(Stored records)
/---

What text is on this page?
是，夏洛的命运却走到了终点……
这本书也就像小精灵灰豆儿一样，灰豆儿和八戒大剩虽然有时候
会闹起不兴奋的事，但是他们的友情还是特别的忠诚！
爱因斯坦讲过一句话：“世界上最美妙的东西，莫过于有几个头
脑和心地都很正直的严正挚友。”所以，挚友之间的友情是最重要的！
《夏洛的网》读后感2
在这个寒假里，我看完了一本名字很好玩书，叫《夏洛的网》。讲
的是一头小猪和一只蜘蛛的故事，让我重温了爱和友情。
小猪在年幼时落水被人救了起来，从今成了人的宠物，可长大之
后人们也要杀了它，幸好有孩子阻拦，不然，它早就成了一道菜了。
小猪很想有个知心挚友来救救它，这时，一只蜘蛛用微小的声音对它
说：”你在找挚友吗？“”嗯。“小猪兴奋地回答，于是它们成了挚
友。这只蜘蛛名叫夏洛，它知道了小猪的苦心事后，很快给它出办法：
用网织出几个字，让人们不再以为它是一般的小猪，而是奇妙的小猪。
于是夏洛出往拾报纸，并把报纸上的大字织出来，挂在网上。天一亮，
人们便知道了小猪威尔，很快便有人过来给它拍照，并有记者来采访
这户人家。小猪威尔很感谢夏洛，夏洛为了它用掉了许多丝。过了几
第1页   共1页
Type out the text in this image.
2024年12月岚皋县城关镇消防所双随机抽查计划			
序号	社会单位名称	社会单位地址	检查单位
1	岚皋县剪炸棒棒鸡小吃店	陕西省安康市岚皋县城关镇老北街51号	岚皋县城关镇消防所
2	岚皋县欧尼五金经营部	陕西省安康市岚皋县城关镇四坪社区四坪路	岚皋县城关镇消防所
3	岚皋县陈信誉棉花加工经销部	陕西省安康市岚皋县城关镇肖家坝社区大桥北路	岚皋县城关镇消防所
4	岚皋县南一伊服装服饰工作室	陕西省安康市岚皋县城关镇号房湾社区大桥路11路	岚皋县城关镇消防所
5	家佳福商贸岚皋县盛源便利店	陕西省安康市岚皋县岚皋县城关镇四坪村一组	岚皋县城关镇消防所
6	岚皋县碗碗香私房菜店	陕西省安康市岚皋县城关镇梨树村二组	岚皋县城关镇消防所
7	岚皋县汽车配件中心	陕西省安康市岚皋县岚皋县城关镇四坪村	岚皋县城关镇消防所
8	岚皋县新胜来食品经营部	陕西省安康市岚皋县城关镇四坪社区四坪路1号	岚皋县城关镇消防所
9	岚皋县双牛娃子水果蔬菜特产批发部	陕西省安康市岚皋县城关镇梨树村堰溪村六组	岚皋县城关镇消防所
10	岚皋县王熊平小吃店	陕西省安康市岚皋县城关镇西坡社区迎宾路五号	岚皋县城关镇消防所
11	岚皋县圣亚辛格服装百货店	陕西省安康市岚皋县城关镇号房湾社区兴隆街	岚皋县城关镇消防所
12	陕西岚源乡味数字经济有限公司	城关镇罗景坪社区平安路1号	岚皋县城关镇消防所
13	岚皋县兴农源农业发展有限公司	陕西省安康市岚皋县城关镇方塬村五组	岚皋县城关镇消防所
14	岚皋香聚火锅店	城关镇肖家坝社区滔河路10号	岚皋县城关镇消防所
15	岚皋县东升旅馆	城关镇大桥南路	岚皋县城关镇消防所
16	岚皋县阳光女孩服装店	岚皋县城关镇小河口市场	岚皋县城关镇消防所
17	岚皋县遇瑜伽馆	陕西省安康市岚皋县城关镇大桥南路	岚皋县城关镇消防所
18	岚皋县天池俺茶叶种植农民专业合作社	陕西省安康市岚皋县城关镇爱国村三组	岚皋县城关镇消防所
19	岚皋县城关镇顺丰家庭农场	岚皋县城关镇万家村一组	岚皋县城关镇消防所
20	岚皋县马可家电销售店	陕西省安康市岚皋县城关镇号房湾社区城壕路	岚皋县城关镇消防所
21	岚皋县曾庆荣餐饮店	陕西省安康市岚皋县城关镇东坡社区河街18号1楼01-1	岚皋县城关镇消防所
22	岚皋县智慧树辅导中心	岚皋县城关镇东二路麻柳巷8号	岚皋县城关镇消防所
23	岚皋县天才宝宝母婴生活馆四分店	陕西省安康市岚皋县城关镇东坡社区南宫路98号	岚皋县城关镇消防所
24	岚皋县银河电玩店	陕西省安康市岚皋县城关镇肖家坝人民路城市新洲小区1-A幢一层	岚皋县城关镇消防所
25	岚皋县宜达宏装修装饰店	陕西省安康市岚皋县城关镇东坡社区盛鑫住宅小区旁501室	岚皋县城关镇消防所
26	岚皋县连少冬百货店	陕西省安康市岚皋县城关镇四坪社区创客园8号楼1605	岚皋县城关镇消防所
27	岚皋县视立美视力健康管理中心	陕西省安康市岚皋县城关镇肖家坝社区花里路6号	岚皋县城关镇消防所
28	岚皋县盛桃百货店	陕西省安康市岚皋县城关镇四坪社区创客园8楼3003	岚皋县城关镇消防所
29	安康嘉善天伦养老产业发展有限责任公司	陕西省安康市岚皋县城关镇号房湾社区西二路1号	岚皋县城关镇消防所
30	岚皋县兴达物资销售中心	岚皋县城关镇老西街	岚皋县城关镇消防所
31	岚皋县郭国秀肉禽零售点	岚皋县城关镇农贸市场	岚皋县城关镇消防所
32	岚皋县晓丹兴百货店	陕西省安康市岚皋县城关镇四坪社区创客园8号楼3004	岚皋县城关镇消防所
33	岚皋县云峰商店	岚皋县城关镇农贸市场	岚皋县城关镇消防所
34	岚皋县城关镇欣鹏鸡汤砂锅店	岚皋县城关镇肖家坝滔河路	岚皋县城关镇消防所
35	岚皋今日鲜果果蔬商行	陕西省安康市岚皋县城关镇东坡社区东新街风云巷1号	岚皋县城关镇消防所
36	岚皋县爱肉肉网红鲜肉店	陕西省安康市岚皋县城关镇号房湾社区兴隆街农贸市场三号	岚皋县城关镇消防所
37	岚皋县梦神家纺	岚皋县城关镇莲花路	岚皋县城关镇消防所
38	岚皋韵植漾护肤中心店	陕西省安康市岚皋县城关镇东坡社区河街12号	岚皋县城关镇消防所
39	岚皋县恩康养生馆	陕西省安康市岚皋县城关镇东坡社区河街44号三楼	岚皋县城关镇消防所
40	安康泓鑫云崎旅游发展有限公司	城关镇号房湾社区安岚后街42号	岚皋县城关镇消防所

\---

▶ TO BE DONE
Every entry must be output again, exactly as written above.

▶ RESPONSE TO THIS TASK
What text is on this page?
是，夏洛的命运却走到了终点……
这本书也就像小精灵灰豆儿一样，灰豆儿和八戒大剩虽然有时候
会闹起不兴奋的事，但是他们的友情还是特别的忠诚！
爱因斯坦讲过一句话：“世界上最美妙的东西，莫过于有几个头
脑和心地都很正直的严正挚友。”所以，挚友之间的友情是最重要的！
《夏洛的网》读后感2
在这个寒假里，我看完了一本名字很好玩书，叫《夏洛的网》。讲
的是一头小猪和一只蜘蛛的故事，让我重温了爱和友情。
小猪在年幼时落水被人救了起来，从今成了人的宠物，可长大之
后人们也要杀了它，幸好有孩子阻拦，不然，它早就成了一道菜了。
小猪很想有个知心挚友来救救它，这时，一只蜘蛛用微小的声音对它
说：”你在找挚友吗？“”嗯。“小猪兴奋地回答，于是它们成了挚
友。这只蜘蛛名叫夏洛，它知道了小猪的苦心事后，很快给它出办法：
用网织出几个字，让人们不再以为它是一般的小猪，而是奇妙的小猪。
于是夏洛出往拾报纸，并把报纸上的大字织出来，挂在网上。天一亮，
人们便知道了小猪威尔，很快便有人过来给它拍照，并有记者来采访
这户人家。小猪威尔很感谢夏洛，夏洛为了它用掉了许多丝。过了几
第1页   共1页
Type out the text in this image.
2024年12月岚皋县城关镇消防所双随机抽查计划			
序号	社会单位名称	社会单位地址	检查单位
1	岚皋县剪炸棒棒鸡小吃店	陕西省安康市岚皋县城关镇老北街51号	岚皋县城关镇消防所
2	岚皋县欧尼五金经营部	陕西省安康市岚皋县城关镇四坪社区四坪路	岚皋县城关镇消防所
3	岚皋县陈信誉棉花加工经销部	陕西省安康市岚皋县城关镇肖家坝社区大桥北路	岚皋县城关镇消防所
4	岚皋县南一伊服装服饰工作室	陕西省安康市岚皋县城关镇号房湾社区大桥路11路	岚皋县城关镇消防所
5	家佳福商贸岚皋县盛源便利店	陕西省安康市岚皋县岚皋县城关镇四坪村一组	岚皋县城关镇消防所
6	岚皋县碗碗香私房菜店	陕西省安康市岚皋县城关镇梨树村二组	岚皋县城关镇消防所
7	岚皋县汽车配件中心	陕西省安康市岚皋县岚皋县城关镇四坪村	岚皋县城关镇消防所
8	岚皋县新胜来食品经营部	陕西省安康市岚皋县城关镇四坪社区四坪路1号	岚皋县城关镇消防所
9	岚皋县双牛娃子水果蔬菜特产批发部	陕西省安康市岚皋县城关镇梨树村堰溪村六组	岚皋县城关镇消防所
10	岚皋县王熊平小吃店	陕西省安康市岚皋县城关镇西坡社区迎宾路五号	岚皋县城关镇消防所
11	岚皋县圣亚辛格服装百货店	陕西省安康市岚皋县城关镇号房湾社区兴隆街	岚皋县城关镇消防所
12	陕西岚源乡味数字经济有限公司	城关镇罗景坪社区平安路1号	岚皋县城关镇消防所
13	岚皋县兴农源农业发展有限公司	陕西省安康市岚皋县城关镇方塬村五组	岚皋县城关镇消防所
14	岚皋香聚火锅店	城关镇肖家坝社区滔河路10号	岚皋县城关镇消防所
15	岚皋县东升旅馆	城关镇大桥南路	岚皋县城关镇消防所
16	岚皋县阳光女孩服装店	岚皋县城关镇小河口市场	岚皋县城关镇消防所
17	岚皋县遇瑜伽馆	陕西省安康市岚皋县城关镇大桥南路	岚皋县城关镇消防所
18	岚皋县天池俺茶叶种植农民专业合作社	陕西省安康市岚皋县城关镇爱国村三组	岚皋县城关镇消防所
19	岚皋县城关镇顺丰家庭农场	岚皋县城关镇万家村一组	岚皋县城关镇消防所
20	岚皋县马可家电销售店	陕西省安康市岚皋县城关镇号房湾社区城壕路	岚皋县城关镇消防所
21	岚皋县曾庆荣餐饮店	陕西省安康市岚皋县城关镇东坡社区河街18号1楼01-1	岚皋县城关镇消防所
22	岚皋县智慧树辅导中心	岚皋县城关镇东二路麻柳巷8号	岚皋县城关镇消防所
23	岚皋县天才宝宝母婴生活馆四分店	陕西省安康市岚皋县城关镇东坡社区南宫路98号	岚皋县城关镇消防所
24	岚皋县银河电玩店	陕西省安康市岚皋县城关镇肖家坝人民路城市新洲小区1-A幢一层	岚皋县城关镇消防所
25	岚皋县宜达宏装修装饰店	陕西省安康市岚皋县城关镇东坡社区盛鑫住宅小区旁501室	岚皋县城关镇消防所
26	岚皋县连少冬百货店	陕西省安康市岚皋县城关镇四坪社区创客园8号楼1605	岚皋县城关镇消防所
27	岚皋县视立美视力健康管理中心	陕西省安康市岚皋县城关镇肖家坝社区花里路6号	岚皋县城关镇消防所
28	岚皋县盛桃百货店	陕西省安康市岚皋县城关镇四坪社区创客园8楼3003	岚皋县城关镇消防所
29	安康嘉善天伦养老产业发展有限责任公司	陕西省安康市岚皋县城关镇号房湾社区西二路1号	岚皋县城关镇消防所
30	岚皋县兴达物资销售中心	岚皋县城关镇老西街	岚皋县城关镇消防所
31	岚皋县郭国秀肉禽零售点	岚皋县城关镇农贸市场	岚皋县城关镇消防所
32	岚皋县晓丹兴百货店	陕西省安康市岚皋县城关镇四坪社区创客园8号楼3004	岚皋县城关镇消防所
33	岚皋县云峰商店	岚皋县城关镇农贸市场	岚皋县城关镇消防所
34	岚皋县城关镇欣鹏鸡汤砂锅店	岚皋县城关镇肖家坝滔河路	岚皋县城关镇消防所
35	岚皋今日鲜果果蔬商行	陕西省安康市岚皋县城关镇东坡社区东新街风云巷1号	岚皋县城关镇消防所
36	岚皋县爱肉肉网红鲜肉店	陕西省安康市岚皋县城关镇号房湾社区兴隆街农贸市场三号	岚皋县城关镇消防所
37	岚皋县梦神家纺	岚皋县城关镇莲花路	岚皋县城关镇消防所
38	岚皋韵植漾护肤中心店	陕西省安康市岚皋县城关镇东坡社区河街12号	岚皋县城关镇消防所
39	岚皋县恩康养生馆	陕西省安康市岚皋县城关镇东坡社区河街44号三楼	岚皋县城关镇消防所
40	安康泓鑫云崎旅游发展有限公司	城关镇号房湾社区安岚后街42号	岚皋县城关镇消防所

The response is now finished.